# Brief:
Leave out the pictures and copy everything else in the entries exactly.

# The data:
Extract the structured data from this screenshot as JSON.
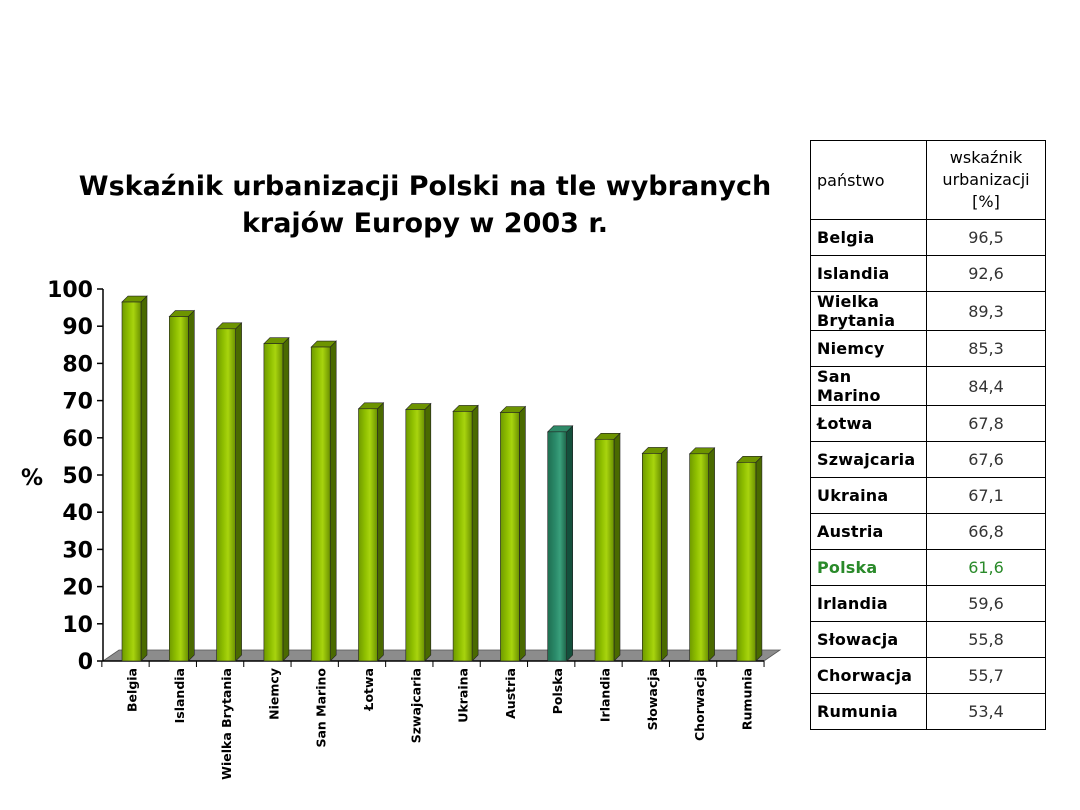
{
  "chart_data": {
    "type": "bar",
    "title_lines": [
      "Wskaźnik urbanizacji Polski na tle wybranych",
      "krajów Europy w 2003 r."
    ],
    "ylabel": "%",
    "ylim": [
      0,
      100
    ],
    "yticks": [
      0,
      10,
      20,
      30,
      40,
      50,
      60,
      70,
      80,
      90,
      100
    ],
    "categories": [
      "Belgia",
      "Islandia",
      "Wielka Brytania",
      "Niemcy",
      "San Marino",
      "Łotwa",
      "Szwajcaria",
      "Ukraina",
      "Austria",
      "Polska",
      "Irlandia",
      "Słowacja",
      "Chorwacja",
      "Rumunia"
    ],
    "values": [
      96.5,
      92.6,
      89.3,
      85.3,
      84.4,
      67.8,
      67.6,
      67.1,
      66.8,
      61.6,
      59.6,
      55.8,
      55.7,
      53.4
    ],
    "highlight_category": "Polska",
    "colors": {
      "bar": "#8fbf00",
      "bar_dark": "#4a6a00",
      "highlight": "#2a8a6a",
      "highlight_dark": "#14503c",
      "floor": "#8c8c8c"
    },
    "grid": false
  },
  "table": {
    "headers": [
      "państwo",
      "wskaźnik urbanizacji [%]"
    ],
    "rows": [
      [
        "Belgia",
        "96,5"
      ],
      [
        "Islandia",
        "92,6"
      ],
      [
        "Wielka Brytania",
        "89,3"
      ],
      [
        "Niemcy",
        "85,3"
      ],
      [
        "San Marino",
        "84,4"
      ],
      [
        "Łotwa",
        "67,8"
      ],
      [
        "Szwajcaria",
        "67,6"
      ],
      [
        "Ukraina",
        "67,1"
      ],
      [
        "Austria",
        "66,8"
      ],
      [
        "Polska",
        "61,6"
      ],
      [
        "Irlandia",
        "59,6"
      ],
      [
        "Słowacja",
        "55,8"
      ],
      [
        "Chorwacja",
        "55,7"
      ],
      [
        "Rumunia",
        "53,4"
      ]
    ],
    "highlight_row": "Polska"
  }
}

# Task output:
Extract the structured data from this screenshot as JSON.
{
  "chart_data": {
    "type": "bar",
    "title_lines": [
      "Wskaźnik urbanizacji Polski na tle wybranych",
      "krajów Europy w 2003 r."
    ],
    "ylabel": "%",
    "ylim": [
      0,
      100
    ],
    "yticks": [
      0,
      10,
      20,
      30,
      40,
      50,
      60,
      70,
      80,
      90,
      100
    ],
    "categories": [
      "Belgia",
      "Islandia",
      "Wielka Brytania",
      "Niemcy",
      "San Marino",
      "Łotwa",
      "Szwajcaria",
      "Ukraina",
      "Austria",
      "Polska",
      "Irlandia",
      "Słowacja",
      "Chorwacja",
      "Rumunia"
    ],
    "values": [
      96.5,
      92.6,
      89.3,
      85.3,
      84.4,
      67.8,
      67.6,
      67.1,
      66.8,
      61.6,
      59.6,
      55.8,
      55.7,
      53.4
    ],
    "highlight_category": "Polska",
    "colors": {
      "bar": "#8fbf00",
      "bar_dark": "#4a6a00",
      "highlight": "#2a8a6a",
      "highlight_dark": "#14503c",
      "floor": "#8c8c8c"
    },
    "grid": false
  },
  "table": {
    "headers": [
      "państwo",
      "wskaźnik urbanizacji [%]"
    ],
    "rows": [
      [
        "Belgia",
        "96,5"
      ],
      [
        "Islandia",
        "92,6"
      ],
      [
        "Wielka Brytania",
        "89,3"
      ],
      [
        "Niemcy",
        "85,3"
      ],
      [
        "San Marino",
        "84,4"
      ],
      [
        "Łotwa",
        "67,8"
      ],
      [
        "Szwajcaria",
        "67,6"
      ],
      [
        "Ukraina",
        "67,1"
      ],
      [
        "Austria",
        "66,8"
      ],
      [
        "Polska",
        "61,6"
      ],
      [
        "Irlandia",
        "59,6"
      ],
      [
        "Słowacja",
        "55,8"
      ],
      [
        "Chorwacja",
        "55,7"
      ],
      [
        "Rumunia",
        "53,4"
      ]
    ],
    "highlight_row": "Polska"
  }
}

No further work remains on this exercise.